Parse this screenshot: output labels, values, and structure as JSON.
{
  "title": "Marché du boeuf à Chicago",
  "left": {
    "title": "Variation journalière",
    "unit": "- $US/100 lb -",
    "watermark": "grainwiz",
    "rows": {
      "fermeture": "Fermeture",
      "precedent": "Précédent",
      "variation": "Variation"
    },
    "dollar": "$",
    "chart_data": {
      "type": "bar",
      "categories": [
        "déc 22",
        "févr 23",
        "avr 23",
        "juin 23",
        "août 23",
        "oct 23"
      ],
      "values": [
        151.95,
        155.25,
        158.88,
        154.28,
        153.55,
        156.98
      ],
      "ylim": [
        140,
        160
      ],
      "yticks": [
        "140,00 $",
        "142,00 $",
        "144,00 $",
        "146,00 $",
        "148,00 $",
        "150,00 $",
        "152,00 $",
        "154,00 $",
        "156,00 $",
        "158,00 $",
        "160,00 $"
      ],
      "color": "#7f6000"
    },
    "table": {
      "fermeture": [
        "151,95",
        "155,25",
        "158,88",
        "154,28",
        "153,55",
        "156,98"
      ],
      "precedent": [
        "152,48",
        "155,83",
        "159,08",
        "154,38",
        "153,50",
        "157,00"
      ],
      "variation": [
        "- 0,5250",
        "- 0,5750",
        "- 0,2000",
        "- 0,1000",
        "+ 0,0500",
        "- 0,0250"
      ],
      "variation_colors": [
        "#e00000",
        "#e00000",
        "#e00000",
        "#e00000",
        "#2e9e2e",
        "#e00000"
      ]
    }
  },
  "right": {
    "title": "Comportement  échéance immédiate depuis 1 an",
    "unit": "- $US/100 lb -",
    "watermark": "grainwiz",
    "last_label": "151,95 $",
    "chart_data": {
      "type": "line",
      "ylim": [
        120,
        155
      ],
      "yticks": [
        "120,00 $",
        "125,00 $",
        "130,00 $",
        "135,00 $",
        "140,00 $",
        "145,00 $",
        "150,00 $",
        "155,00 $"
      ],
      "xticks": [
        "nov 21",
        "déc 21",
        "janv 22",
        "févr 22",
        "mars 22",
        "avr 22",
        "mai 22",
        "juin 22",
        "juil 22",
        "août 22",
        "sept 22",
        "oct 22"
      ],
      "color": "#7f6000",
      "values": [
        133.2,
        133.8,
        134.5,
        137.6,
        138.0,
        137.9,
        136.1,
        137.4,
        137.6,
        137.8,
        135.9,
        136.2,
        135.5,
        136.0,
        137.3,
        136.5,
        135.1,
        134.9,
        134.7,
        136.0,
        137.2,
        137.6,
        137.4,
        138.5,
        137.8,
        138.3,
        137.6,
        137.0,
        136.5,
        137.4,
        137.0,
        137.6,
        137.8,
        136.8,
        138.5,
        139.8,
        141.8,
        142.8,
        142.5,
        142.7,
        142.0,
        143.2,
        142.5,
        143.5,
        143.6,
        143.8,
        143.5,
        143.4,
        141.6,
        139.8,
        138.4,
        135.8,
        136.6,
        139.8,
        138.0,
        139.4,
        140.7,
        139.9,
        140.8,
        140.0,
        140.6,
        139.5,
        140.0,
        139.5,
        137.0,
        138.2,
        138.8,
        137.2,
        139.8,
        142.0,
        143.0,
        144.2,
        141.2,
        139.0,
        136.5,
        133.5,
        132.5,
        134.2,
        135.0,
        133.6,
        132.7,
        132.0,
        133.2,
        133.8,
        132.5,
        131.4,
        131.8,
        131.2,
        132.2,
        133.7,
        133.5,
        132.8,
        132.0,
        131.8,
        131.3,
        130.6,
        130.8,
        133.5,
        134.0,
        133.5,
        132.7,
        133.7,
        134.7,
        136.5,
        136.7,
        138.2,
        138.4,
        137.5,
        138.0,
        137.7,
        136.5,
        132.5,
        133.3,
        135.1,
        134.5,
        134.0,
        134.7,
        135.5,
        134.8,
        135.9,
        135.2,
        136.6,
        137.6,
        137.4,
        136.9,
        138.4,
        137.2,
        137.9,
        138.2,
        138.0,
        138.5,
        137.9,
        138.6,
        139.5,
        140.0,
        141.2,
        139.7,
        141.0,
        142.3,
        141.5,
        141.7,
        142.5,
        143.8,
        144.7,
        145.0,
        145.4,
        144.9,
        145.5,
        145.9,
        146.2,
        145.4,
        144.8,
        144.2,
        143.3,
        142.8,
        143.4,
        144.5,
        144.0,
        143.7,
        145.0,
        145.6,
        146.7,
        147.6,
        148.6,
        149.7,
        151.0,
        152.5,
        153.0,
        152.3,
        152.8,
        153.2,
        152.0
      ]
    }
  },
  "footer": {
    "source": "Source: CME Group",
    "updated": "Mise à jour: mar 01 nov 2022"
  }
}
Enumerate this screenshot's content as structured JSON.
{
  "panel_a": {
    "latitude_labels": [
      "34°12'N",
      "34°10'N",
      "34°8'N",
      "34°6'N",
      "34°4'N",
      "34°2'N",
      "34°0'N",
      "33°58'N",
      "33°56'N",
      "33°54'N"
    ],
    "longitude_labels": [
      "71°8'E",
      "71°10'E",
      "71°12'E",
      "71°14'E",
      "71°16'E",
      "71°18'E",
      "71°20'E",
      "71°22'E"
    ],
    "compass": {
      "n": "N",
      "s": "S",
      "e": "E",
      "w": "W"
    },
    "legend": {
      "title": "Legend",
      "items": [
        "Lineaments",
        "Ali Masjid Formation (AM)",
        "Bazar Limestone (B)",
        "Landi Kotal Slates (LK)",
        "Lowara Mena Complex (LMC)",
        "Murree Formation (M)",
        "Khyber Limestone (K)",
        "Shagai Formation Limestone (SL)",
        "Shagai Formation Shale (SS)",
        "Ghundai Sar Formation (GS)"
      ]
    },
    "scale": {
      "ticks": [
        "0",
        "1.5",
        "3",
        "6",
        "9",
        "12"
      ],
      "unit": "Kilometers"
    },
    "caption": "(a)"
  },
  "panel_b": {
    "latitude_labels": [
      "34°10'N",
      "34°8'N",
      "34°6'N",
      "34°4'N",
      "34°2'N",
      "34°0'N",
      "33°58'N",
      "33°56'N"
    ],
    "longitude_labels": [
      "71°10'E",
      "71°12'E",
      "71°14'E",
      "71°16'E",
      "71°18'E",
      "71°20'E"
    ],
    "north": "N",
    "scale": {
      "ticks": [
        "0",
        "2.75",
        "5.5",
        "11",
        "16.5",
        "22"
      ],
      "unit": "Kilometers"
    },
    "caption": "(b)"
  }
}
_ _ _
## Set task
In the records above, how many lines include the string "title"? Answer with only the number.

## Response to the task
4